Dataset records

— start —

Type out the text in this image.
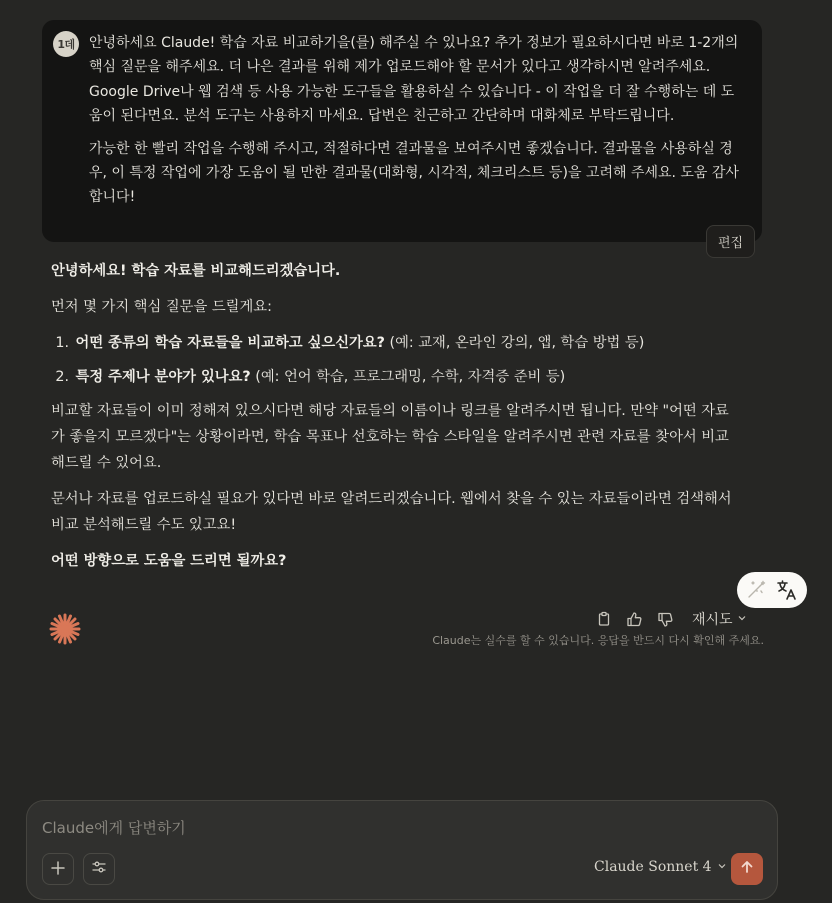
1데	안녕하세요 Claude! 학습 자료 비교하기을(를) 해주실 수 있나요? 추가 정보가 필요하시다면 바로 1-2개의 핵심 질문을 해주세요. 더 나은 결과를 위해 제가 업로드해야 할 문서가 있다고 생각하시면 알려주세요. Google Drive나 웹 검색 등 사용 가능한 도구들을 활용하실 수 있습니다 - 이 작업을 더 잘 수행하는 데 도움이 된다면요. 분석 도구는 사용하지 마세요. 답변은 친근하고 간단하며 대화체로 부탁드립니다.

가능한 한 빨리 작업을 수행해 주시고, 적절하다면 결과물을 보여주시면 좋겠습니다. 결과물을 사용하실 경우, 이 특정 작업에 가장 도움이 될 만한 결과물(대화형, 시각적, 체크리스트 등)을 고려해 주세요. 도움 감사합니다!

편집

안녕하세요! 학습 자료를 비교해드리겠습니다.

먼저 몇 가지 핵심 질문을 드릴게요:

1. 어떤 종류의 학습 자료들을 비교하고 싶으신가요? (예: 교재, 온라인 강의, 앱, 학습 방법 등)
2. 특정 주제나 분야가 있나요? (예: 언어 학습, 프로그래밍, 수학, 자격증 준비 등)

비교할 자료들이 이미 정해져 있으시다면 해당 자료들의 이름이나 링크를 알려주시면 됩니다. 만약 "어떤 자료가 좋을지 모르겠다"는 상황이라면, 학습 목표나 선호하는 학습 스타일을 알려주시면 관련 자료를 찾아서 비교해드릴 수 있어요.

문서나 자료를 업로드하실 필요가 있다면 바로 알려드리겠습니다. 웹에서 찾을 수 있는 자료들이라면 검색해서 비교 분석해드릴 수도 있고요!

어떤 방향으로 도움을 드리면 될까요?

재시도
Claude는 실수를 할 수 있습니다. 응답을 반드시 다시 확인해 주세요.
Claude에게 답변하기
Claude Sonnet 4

— end —

#### Directions for this task:
Tally the lines in the entries above that hold the word "있습니다". Reply with nothing but that count.

#### Task answer:
2